--- YOUR OBJECTIVE ---
From the entries provided below, copy each line that contains the word "will".

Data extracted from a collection

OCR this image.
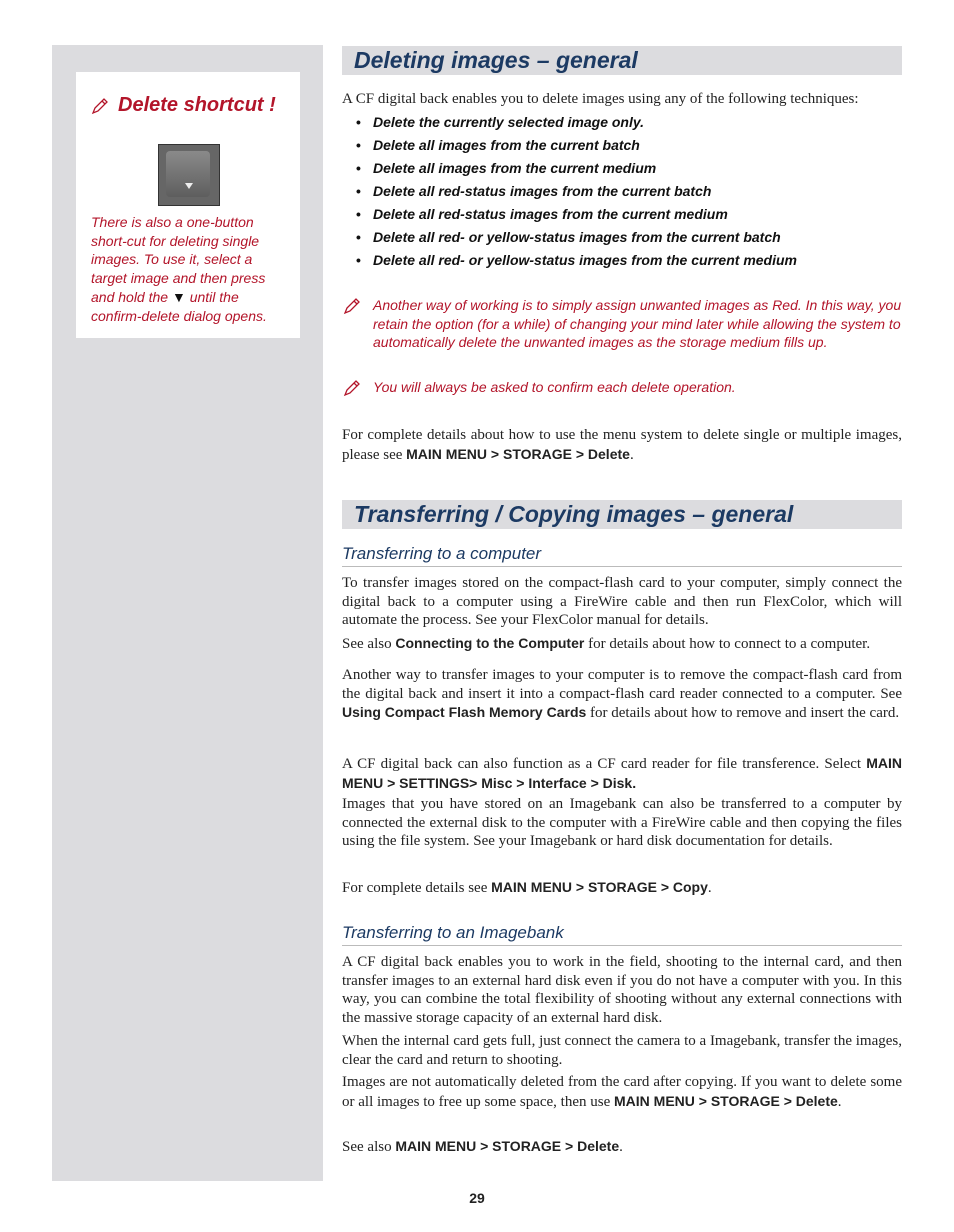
Delete shortcut !
There is also a one-button short-cut for deleting single images. To use it, select a target image and then press and hold the ▼ until the confirm-delete dialog opens.
Deleting images – general
A CF digital back enables you to delete images using any of the following techniques:
• Delete the currently selected image only.
• Delete all images from the current batch
• Delete all images from the current medium
• Delete all red-status images from the current batch
• Delete all red-status images from the current medium
• Delete all red- or yellow-status images from the current batch
• Delete all red- or yellow-status images from the current medium
Another way of working is to simply assign unwanted images as Red. In this way, you retain the option (for a while) of changing your mind later while allowing the system to automatically delete the unwanted images as the storage medium fills up.
You will always be asked to confirm each delete operation.
For complete details about how to use the menu system to delete single or multiple images, please see MAIN MENU > STORAGE > Delete.
Transferring / Copying images – general
Transferring to a computer
To transfer images stored on the compact-flash card to your computer, simply connect the digital back to a computer using a FireWire cable and then run FlexColor, which will automate the process. See your FlexColor manual for details.
See also Connecting to the Computer for details about how to connect to a computer.
Another way to transfer images to your computer is to remove the compact-flash card from the digital back and insert it into a compact-flash card reader connected to a computer. See Using Compact Flash Memory Cards for details about how to remove and insert the card.
A CF digital back can also function as a CF card reader for file transference. Select MAIN MENU > SETTINGS> Misc > Interface > Disk.
Images that you have stored on an Imagebank can also be transferred to a computer by connected the external disk to the computer with a FireWire cable and then copying the files using the file system. See your Imagebank or hard disk documentation for details.
For complete details see MAIN MENU > STORAGE > Copy.
Transferring to an Imagebank
A CF digital back enables you to work in the field, shooting to the internal card, and then transfer images to an external hard disk even if you do not have a computer with you. In this way, you can combine the total flexibility of shooting without any external connections with the massive storage capacity of an external hard disk.
When the internal card gets full, just connect the camera to a Imagebank, transfer the images, clear the card and return to shooting.
Images are not automatically deleted from the card after copying. If you want to delete some or all images to free up some space, then use MAIN MENU > STORAGE > Delete.
See also MAIN MENU > STORAGE > Delete.
29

--- RESPONSE FOR THIS EXERCISE ---
You will always be asked to confirm each delete operation.
To transfer images stored on the compact-flash card to your computer, simply connect the digital back to a computer using a FireWire cable and then run FlexColor, which will automate the process. See your FlexColor manual for details.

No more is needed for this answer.